### WORK REQUIRED
Search the listing below for the word "this" and copy each line that holds it.

### DATA TO USE

*-*-*

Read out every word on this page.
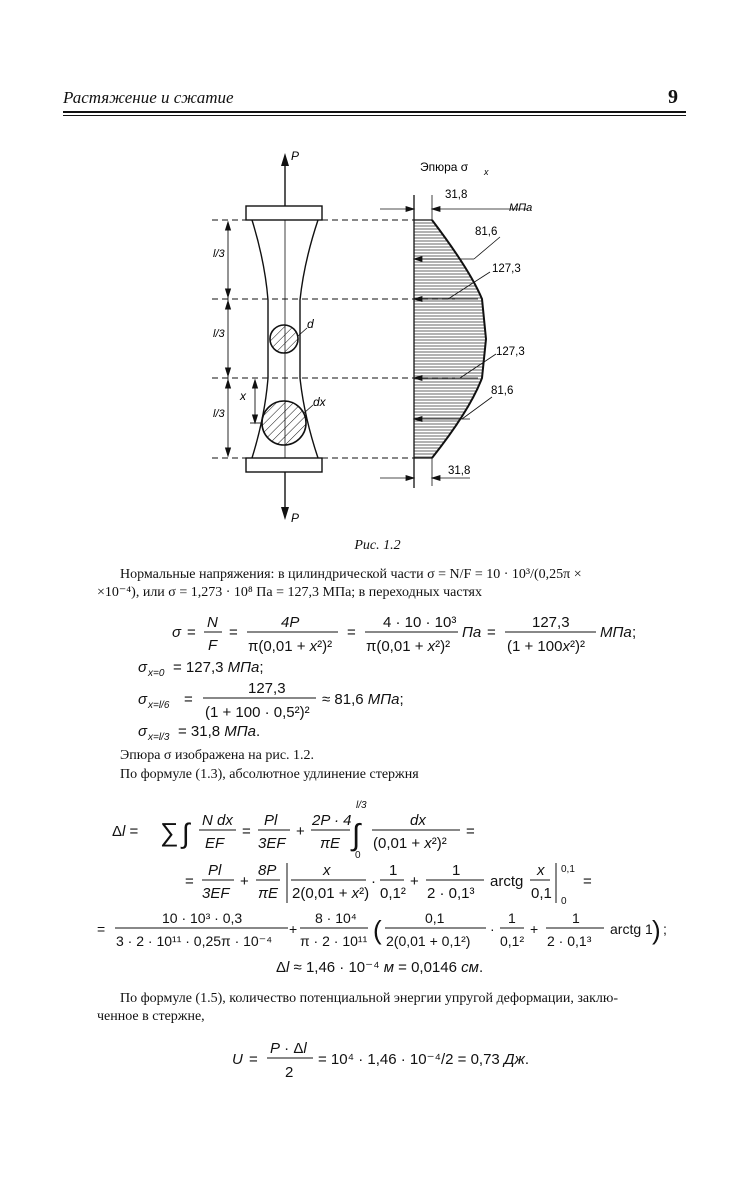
Растяжение и сжатие	9
P
P
d
dx
l/3
l/3
l/3
x
Эпюра σ x
МПа
31,8
81,6
127,3
127,3
81,6
31,8
Рис. 1.2
Нормальные напряжения: в цилиндрической части σ = N/F = 10 · 10³/(0,25π ×
×10⁻⁴), или σ = 1,273 · 10⁸ Па = 127,3 МПа; в переходных частях
σ =
N
F
=
4P
π(0,01 + x²)²
=
4 · 10 · 10³
π(0,01 + x²)²
Па =
127,3
(1 + 100x²)²
МПа ;
σ x=0 = 127,3 МПа;
σ x=l/6 =
127,3
(1 + 100 · 0,5²)²
≈ 81,6 МПа;
σ x=l/3 = 31,8 МПа.
Δl = ∑ ∫ N dx
EF
=
Pl
3EF
+
2P · 4
πE ∫
l/3
0
dx
(0,01 + x²)²
=
=
Pl
3EF
+
8P
πE
x
2(0,01 + x²)
·
1
0,1²
+
1
2 · 0,1³
arctg
x
0,1
0,1
0
=
=
10 · 10³ · 0,3
3 · 2 · 10¹¹ · 0,25π · 10⁻⁴
+
8 · 10⁴
π · 2 · 10¹¹ (	0,1
2(0,01 + 0,1²)
·
1
0,1²
+
1
2 · 0,1³
arctg 1 ) ;
Δl ≈ 1,46 · 10⁻⁴ м = 0,0146 см.
Эпюра σ изображена на рис. 1.2.
По формуле (1.3), абсолютное удлинение стержня
По формуле (1.5), количество потенциальной энергии упругой деформации, заклю-
ченное в стержне,
U =
P · Δl
2
= 10⁴ · 1,46 · 10⁻⁴/2 = 0,73 Дж.
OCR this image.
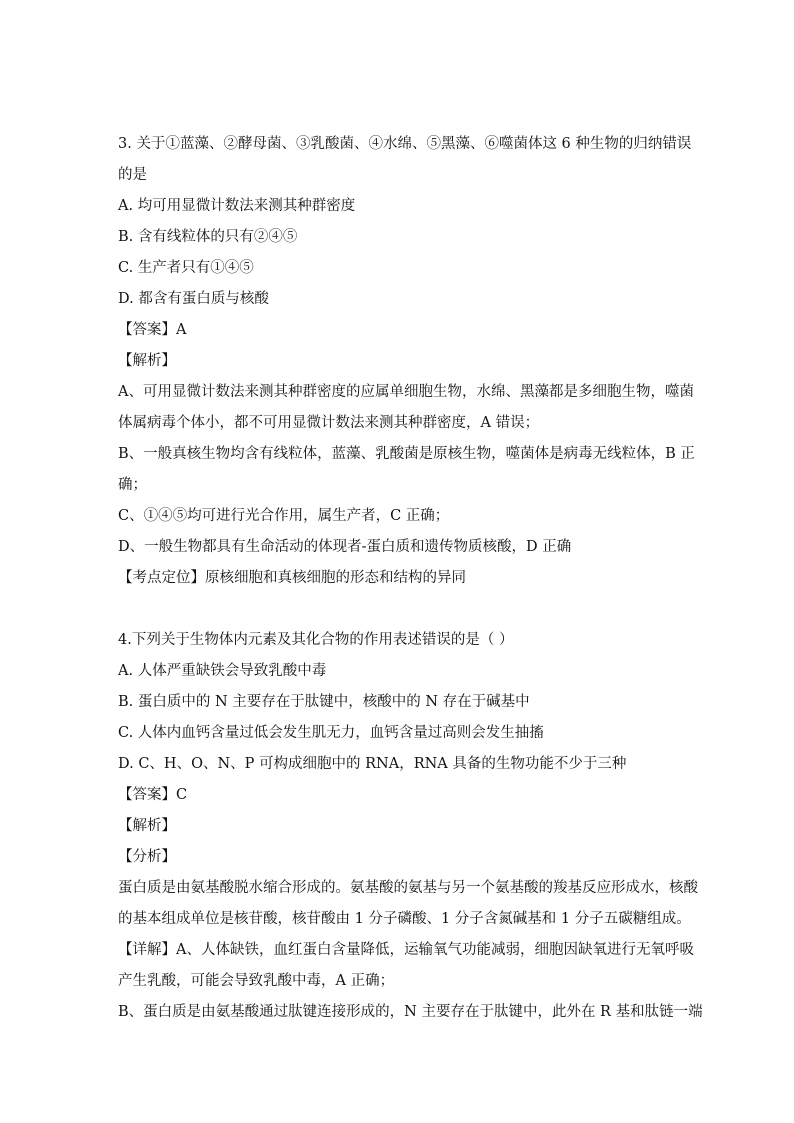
3. 关于①蓝藻、②酵母菌、③乳酸菌、④水绵、⑤黑藻、⑥噬菌体这 6 种生物的归纳错误
的是
A. 均可用显微计数法来测其种群密度
B. 含有线粒体的只有②④⑤
C. 生产者只有①④⑤
D. 都含有蛋白质与核酸
【答案】A
【解析】
A、可用显微计数法来测其种群密度的应属单细胞生物，水绵、黑藻都是多细胞生物，噬菌
体属病毒个体小，都不可用显微计数法来测其种群密度，A 错误；
B、一般真核生物均含有线粒体，蓝藻、乳酸菌是原核生物，噬菌体是病毒无线粒体，B 正
确；
C、①④⑤均可进行光合作用，属生产者，C 正确；
D、一般生物都具有生命活动的体现者-蛋白质和遗传物质核酸，D 正确
【考点定位】原核细胞和真核细胞的形态和结构的异同
4.下列关于生物体内元素及其化合物的作用表述错误的是（ ）
A. 人体严重缺铁会导致乳酸中毒
B. 蛋白质中的 N 主要存在于肽键中，核酸中的 N 存在于碱基中
C. 人体内血钙含量过低会发生肌无力，血钙含量过高则会发生抽搐
D. C、H、O、N、P 可构成细胞中的 RNA，RNA 具备的生物功能不少于三种
【答案】C
【解析】
【分析】
蛋白质是由氨基酸脱水缩合形成的。氨基酸的氨基与另一个氨基酸的羧基反应形成水，核酸
的基本组成单位是核苷酸，核苷酸由 1 分子磷酸、1 分子含氮碱基和 1 分子五碳糖组成。
【详解】A、人体缺铁，血红蛋白含量降低，运输氧气功能减弱，细胞因缺氧进行无氧呼吸
产生乳酸，可能会导致乳酸中毒，A 正确；
B、蛋白质是由氨基酸通过肽键连接形成的，N 主要存在于肽键中，此外在 R 基和肽链一端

*-*-*

### SOLUTION
Read out every word on this page.
OCR this image.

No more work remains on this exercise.